[Dataset records]
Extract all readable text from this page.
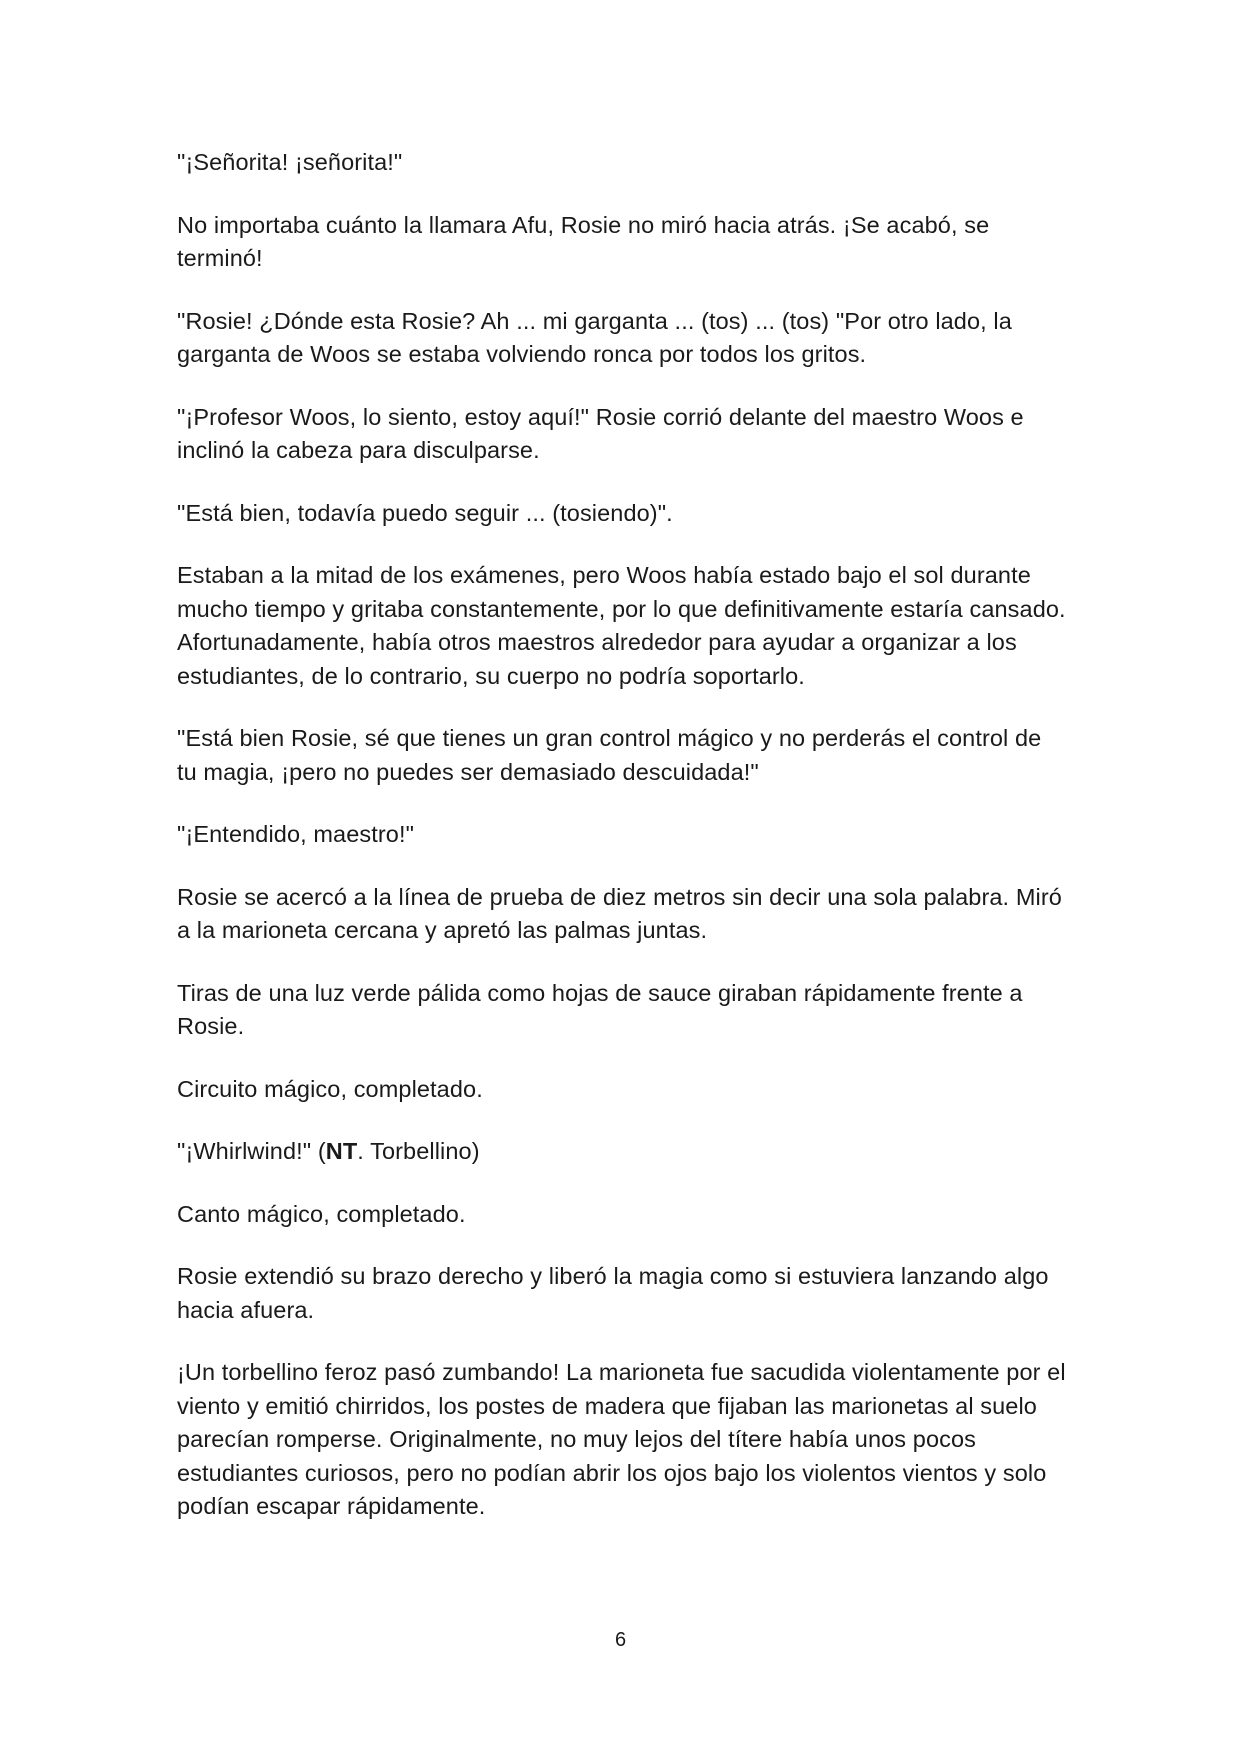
"¡Señorita! ¡señorita!"

No importaba cuánto la llamara Afu, Rosie no miró hacia atrás. ¡Se acabó, se terminó!

"Rosie! ¿Dónde esta Rosie? Ah ... mi garganta ... (tos) ... (tos) "Por otro lado, la garganta de Woos se estaba volviendo ronca por todos los gritos.

"¡Profesor Woos, lo siento, estoy aquí!" Rosie corrió delante del maestro Woos e inclinó la cabeza para disculparse.

"Está bien, todavía puedo seguir ... (tosiendo)".

Estaban a la mitad de los exámenes, pero Woos había estado bajo el sol durante mucho tiempo y gritaba constantemente, por lo que definitivamente estaría cansado. Afortunadamente, había otros maestros alrededor para ayudar a organizar a los estudiantes, de lo contrario, su cuerpo no podría soportarlo.

"Está bien Rosie, sé que tienes un gran control mágico y no perderás el control de tu magia, ¡pero no puedes ser demasiado descuidada!"

"¡Entendido, maestro!"

Rosie se acercó a la línea de prueba de diez metros sin decir una sola palabra. Miró a la marioneta cercana y apretó las palmas juntas.

Tiras de una luz verde pálida como hojas de sauce giraban rápidamente frente a Rosie.

Circuito mágico, completado.

"¡Whirlwind!" (NT. Torbellino)

Canto mágico, completado.

Rosie extendió su brazo derecho y liberó la magia como si estuviera lanzando algo hacia afuera.

¡Un torbellino feroz pasó zumbando! La marioneta fue sacudida violentamente por el viento y emitió chirridos, los postes de madera que fijaban las marionetas al suelo parecían romperse. Originalmente, no muy lejos del títere había unos pocos estudiantes curiosos, pero no podían abrir los ojos bajo los violentos vientos y solo podían escapar rápidamente.

6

- [Stated goal]
Retype each record exactly as it stands, but do not include the pictures.

- [Written reply]
Extract all readable text from this page.
"¡Señorita! ¡señorita!"

No importaba cuánto la llamara Afu, Rosie no miró hacia atrás. ¡Se acabó, se terminó!

"Rosie! ¿Dónde esta Rosie? Ah ... mi garganta ... (tos) ... (tos) "Por otro lado, la garganta de Woos se estaba volviendo ronca por todos los gritos.

"¡Profesor Woos, lo siento, estoy aquí!" Rosie corrió delante del maestro Woos e inclinó la cabeza para disculparse.

"Está bien, todavía puedo seguir ... (tosiendo)".

Estaban a la mitad de los exámenes, pero Woos había estado bajo el sol durante mucho tiempo y gritaba constantemente, por lo que definitivamente estaría cansado. Afortunadamente, había otros maestros alrededor para ayudar a organizar a los estudiantes, de lo contrario, su cuerpo no podría soportarlo.

"Está bien Rosie, sé que tienes un gran control mágico y no perderás el control de tu magia, ¡pero no puedes ser demasiado descuidada!"

"¡Entendido, maestro!"

Rosie se acercó a la línea de prueba de diez metros sin decir una sola palabra. Miró a la marioneta cercana y apretó las palmas juntas.

Tiras de una luz verde pálida como hojas de sauce giraban rápidamente frente a Rosie.

Circuito mágico, completado.

"¡Whirlwind!" (NT. Torbellino)

Canto mágico, completado.

Rosie extendió su brazo derecho y liberó la magia como si estuviera lanzando algo hacia afuera.

¡Un torbellino feroz pasó zumbando! La marioneta fue sacudida violentamente por el viento y emitió chirridos, los postes de madera que fijaban las marionetas al suelo parecían romperse. Originalmente, no muy lejos del títere había unos pocos estudiantes curiosos, pero no podían abrir los ojos bajo los violentos vientos y solo podían escapar rápidamente.

6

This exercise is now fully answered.